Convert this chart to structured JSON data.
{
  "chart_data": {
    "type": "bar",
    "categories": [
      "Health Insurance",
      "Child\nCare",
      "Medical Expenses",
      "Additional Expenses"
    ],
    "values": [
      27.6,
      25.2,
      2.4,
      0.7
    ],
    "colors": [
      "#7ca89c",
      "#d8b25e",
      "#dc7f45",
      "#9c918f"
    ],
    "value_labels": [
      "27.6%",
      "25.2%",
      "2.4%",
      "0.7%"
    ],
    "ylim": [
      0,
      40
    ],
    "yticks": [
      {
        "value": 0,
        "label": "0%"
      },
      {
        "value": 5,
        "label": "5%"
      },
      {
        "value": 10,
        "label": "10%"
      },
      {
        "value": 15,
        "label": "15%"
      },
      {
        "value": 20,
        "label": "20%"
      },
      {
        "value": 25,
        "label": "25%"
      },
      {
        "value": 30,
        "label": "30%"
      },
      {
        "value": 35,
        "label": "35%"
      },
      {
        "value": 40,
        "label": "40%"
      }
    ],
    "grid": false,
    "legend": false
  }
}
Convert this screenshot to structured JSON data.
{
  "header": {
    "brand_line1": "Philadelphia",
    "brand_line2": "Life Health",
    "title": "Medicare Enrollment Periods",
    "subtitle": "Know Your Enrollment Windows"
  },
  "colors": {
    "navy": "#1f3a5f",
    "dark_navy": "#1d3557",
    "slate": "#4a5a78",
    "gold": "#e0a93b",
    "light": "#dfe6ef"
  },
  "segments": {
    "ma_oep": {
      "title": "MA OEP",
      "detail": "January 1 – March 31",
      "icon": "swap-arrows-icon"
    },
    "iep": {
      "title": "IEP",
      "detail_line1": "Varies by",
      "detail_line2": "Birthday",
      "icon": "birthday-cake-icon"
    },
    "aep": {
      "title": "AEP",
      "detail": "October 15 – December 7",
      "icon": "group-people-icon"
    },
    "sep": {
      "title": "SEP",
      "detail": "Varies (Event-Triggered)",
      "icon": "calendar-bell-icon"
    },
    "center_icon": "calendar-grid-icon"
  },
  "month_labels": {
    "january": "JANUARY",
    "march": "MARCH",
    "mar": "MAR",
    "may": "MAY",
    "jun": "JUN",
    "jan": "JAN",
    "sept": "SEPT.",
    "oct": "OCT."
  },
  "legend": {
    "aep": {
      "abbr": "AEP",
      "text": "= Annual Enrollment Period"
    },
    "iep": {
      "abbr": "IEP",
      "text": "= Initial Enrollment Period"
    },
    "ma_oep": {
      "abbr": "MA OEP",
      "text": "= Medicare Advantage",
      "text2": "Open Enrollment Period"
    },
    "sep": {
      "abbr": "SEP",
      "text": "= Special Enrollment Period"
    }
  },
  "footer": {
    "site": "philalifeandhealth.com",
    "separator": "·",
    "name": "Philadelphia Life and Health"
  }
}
::::::::
Given request:
Transcribe the material above in its entirety. Match it exactly.

Problem solution:
Convert this chart to structured JSON data.
{
  "chart_data": {
    "type": "bar",
    "categories": [
      "Health Insurance",
      "Child\nCare",
      "Medical Expenses",
      "Additional Expenses"
    ],
    "values": [
      27.6,
      25.2,
      2.4,
      0.7
    ],
    "colors": [
      "#7ca89c",
      "#d8b25e",
      "#dc7f45",
      "#9c918f"
    ],
    "value_labels": [
      "27.6%",
      "25.2%",
      "2.4%",
      "0.7%"
    ],
    "ylim": [
      0,
      40
    ],
    "yticks": [
      {
        "value": 0,
        "label": "0%"
      },
      {
        "value": 5,
        "label": "5%"
      },
      {
        "value": 10,
        "label": "10%"
      },
      {
        "value": 15,
        "label": "15%"
      },
      {
        "value": 20,
        "label": "20%"
      },
      {
        "value": 25,
        "label": "25%"
      },
      {
        "value": 30,
        "label": "30%"
      },
      {
        "value": 35,
        "label": "35%"
      },
      {
        "value": 40,
        "label": "40%"
      }
    ],
    "grid": false,
    "legend": false
  }
}
Convert this screenshot to structured JSON data.
{
  "header": {
    "brand_line1": "Philadelphia",
    "brand_line2": "Life Health",
    "title": "Medicare Enrollment Periods",
    "subtitle": "Know Your Enrollment Windows"
  },
  "colors": {
    "navy": "#1f3a5f",
    "dark_navy": "#1d3557",
    "slate": "#4a5a78",
    "gold": "#e0a93b",
    "light": "#dfe6ef"
  },
  "segments": {
    "ma_oep": {
      "title": "MA OEP",
      "detail": "January 1 – March 31",
      "icon": "swap-arrows-icon"
    },
    "iep": {
      "title": "IEP",
      "detail_line1": "Varies by",
      "detail_line2": "Birthday",
      "icon": "birthday-cake-icon"
    },
    "aep": {
      "title": "AEP",
      "detail": "October 15 – December 7",
      "icon": "group-people-icon"
    },
    "sep": {
      "title": "SEP",
      "detail": "Varies (Event-Triggered)",
      "icon": "calendar-bell-icon"
    },
    "center_icon": "calendar-grid-icon"
  },
  "month_labels": {
    "january": "JANUARY",
    "march": "MARCH",
    "mar": "MAR",
    "may": "MAY",
    "jun": "JUN",
    "jan": "JAN",
    "sept": "SEPT.",
    "oct": "OCT."
  },
  "legend": {
    "aep": {
      "abbr": "AEP",
      "text": "= Annual Enrollment Period"
    },
    "iep": {
      "abbr": "IEP",
      "text": "= Initial Enrollment Period"
    },
    "ma_oep": {
      "abbr": "MA OEP",
      "text": "= Medicare Advantage",
      "text2": "Open Enrollment Period"
    },
    "sep": {
      "abbr": "SEP",
      "text": "= Special Enrollment Period"
    }
  },
  "footer": {
    "site": "philalifeandhealth.com",
    "separator": "·",
    "name": "Philadelphia Life and Health"
  }
}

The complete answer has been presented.